-- start --
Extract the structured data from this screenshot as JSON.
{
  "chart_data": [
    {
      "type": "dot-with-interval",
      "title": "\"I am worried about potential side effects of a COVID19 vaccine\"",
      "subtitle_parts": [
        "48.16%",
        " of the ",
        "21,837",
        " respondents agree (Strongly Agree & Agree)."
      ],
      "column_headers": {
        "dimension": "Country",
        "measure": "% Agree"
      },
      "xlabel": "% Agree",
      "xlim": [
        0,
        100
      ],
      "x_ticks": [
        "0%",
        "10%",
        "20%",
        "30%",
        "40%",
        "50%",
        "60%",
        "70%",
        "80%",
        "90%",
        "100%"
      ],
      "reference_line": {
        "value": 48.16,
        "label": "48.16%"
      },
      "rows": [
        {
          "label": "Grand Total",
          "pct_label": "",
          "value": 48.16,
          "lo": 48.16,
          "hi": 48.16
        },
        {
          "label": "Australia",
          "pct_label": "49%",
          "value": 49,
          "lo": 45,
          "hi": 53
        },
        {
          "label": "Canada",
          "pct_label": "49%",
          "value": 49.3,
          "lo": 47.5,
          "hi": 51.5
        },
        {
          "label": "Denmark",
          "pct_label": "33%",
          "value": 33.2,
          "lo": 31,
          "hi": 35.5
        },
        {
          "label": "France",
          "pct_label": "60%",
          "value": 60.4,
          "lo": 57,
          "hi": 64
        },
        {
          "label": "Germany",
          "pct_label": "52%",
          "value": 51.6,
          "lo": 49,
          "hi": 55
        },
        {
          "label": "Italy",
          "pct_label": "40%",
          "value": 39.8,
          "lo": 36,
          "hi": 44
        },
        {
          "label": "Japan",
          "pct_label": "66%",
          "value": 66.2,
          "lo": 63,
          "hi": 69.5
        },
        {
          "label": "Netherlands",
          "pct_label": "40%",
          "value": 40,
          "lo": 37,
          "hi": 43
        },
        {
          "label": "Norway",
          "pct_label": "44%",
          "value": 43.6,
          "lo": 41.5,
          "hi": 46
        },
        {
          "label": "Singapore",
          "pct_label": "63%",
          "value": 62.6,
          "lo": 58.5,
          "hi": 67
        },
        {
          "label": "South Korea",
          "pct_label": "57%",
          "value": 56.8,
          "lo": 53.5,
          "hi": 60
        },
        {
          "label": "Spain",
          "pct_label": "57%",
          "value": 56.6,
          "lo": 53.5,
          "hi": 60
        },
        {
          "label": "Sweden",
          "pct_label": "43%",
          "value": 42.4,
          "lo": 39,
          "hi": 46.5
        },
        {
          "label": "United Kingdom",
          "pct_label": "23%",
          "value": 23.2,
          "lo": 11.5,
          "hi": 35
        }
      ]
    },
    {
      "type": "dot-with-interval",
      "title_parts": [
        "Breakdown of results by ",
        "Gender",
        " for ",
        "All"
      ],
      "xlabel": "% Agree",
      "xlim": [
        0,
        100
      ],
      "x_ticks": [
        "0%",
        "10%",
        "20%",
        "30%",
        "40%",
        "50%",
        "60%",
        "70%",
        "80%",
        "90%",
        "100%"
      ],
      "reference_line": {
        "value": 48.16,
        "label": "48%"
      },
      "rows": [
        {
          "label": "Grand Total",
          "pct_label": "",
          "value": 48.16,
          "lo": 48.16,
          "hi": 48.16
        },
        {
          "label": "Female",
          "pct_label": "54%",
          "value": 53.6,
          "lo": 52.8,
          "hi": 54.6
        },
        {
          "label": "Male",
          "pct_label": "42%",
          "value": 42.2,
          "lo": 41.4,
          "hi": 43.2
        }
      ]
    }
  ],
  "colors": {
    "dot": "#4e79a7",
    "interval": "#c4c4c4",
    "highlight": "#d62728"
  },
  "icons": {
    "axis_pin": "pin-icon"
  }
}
-- end --
Task objective - The records above must be repeated exactly, every one of them.

Response to this task -
Extract the structured data from this screenshot as JSON.
{
  "chart_data": [
    {
      "type": "dot-with-interval",
      "title": "\"I am worried about potential side effects of a COVID19 vaccine\"",
      "subtitle_parts": [
        "48.16%",
        " of the ",
        "21,837",
        " respondents agree (Strongly Agree & Agree)."
      ],
      "column_headers": {
        "dimension": "Country",
        "measure": "% Agree"
      },
      "xlabel": "% Agree",
      "xlim": [
        0,
        100
      ],
      "x_ticks": [
        "0%",
        "10%",
        "20%",
        "30%",
        "40%",
        "50%",
        "60%",
        "70%",
        "80%",
        "90%",
        "100%"
      ],
      "reference_line": {
        "value": 48.16,
        "label": "48.16%"
      },
      "rows": [
        {
          "label": "Grand Total",
          "pct_label": "",
          "value": 48.16,
          "lo": 48.16,
          "hi": 48.16
        },
        {
          "label": "Australia",
          "pct_label": "49%",
          "value": 49,
          "lo": 45,
          "hi": 53
        },
        {
          "label": "Canada",
          "pct_label": "49%",
          "value": 49.3,
          "lo": 47.5,
          "hi": 51.5
        },
        {
          "label": "Denmark",
          "pct_label": "33%",
          "value": 33.2,
          "lo": 31,
          "hi": 35.5
        },
        {
          "label": "France",
          "pct_label": "60%",
          "value": 60.4,
          "lo": 57,
          "hi": 64
        },
        {
          "label": "Germany",
          "pct_label": "52%",
          "value": 51.6,
          "lo": 49,
          "hi": 55
        },
        {
          "label": "Italy",
          "pct_label": "40%",
          "value": 39.8,
          "lo": 36,
          "hi": 44
        },
        {
          "label": "Japan",
          "pct_label": "66%",
          "value": 66.2,
          "lo": 63,
          "hi": 69.5
        },
        {
          "label": "Netherlands",
          "pct_label": "40%",
          "value": 40,
          "lo": 37,
          "hi": 43
        },
        {
          "label": "Norway",
          "pct_label": "44%",
          "value": 43.6,
          "lo": 41.5,
          "hi": 46
        },
        {
          "label": "Singapore",
          "pct_label": "63%",
          "value": 62.6,
          "lo": 58.5,
          "hi": 67
        },
        {
          "label": "South Korea",
          "pct_label": "57%",
          "value": 56.8,
          "lo": 53.5,
          "hi": 60
        },
        {
          "label": "Spain",
          "pct_label": "57%",
          "value": 56.6,
          "lo": 53.5,
          "hi": 60
        },
        {
          "label": "Sweden",
          "pct_label": "43%",
          "value": 42.4,
          "lo": 39,
          "hi": 46.5
        },
        {
          "label": "United Kingdom",
          "pct_label": "23%",
          "value": 23.2,
          "lo": 11.5,
          "hi": 35
        }
      ]
    },
    {
      "type": "dot-with-interval",
      "title_parts": [
        "Breakdown of results by ",
        "Gender",
        " for ",
        "All"
      ],
      "xlabel": "% Agree",
      "xlim": [
        0,
        100
      ],
      "x_ticks": [
        "0%",
        "10%",
        "20%",
        "30%",
        "40%",
        "50%",
        "60%",
        "70%",
        "80%",
        "90%",
        "100%"
      ],
      "reference_line": {
        "value": 48.16,
        "label": "48%"
      },
      "rows": [
        {
          "label": "Grand Total",
          "pct_label": "",
          "value": 48.16,
          "lo": 48.16,
          "hi": 48.16
        },
        {
          "label": "Female",
          "pct_label": "54%",
          "value": 53.6,
          "lo": 52.8,
          "hi": 54.6
        },
        {
          "label": "Male",
          "pct_label": "42%",
          "value": 42.2,
          "lo": 41.4,
          "hi": 43.2
        }
      ]
    }
  ],
  "colors": {
    "dot": "#4e79a7",
    "interval": "#c4c4c4",
    "highlight": "#d62728"
  },
  "icons": {
    "axis_pin": "pin-icon"
  }
}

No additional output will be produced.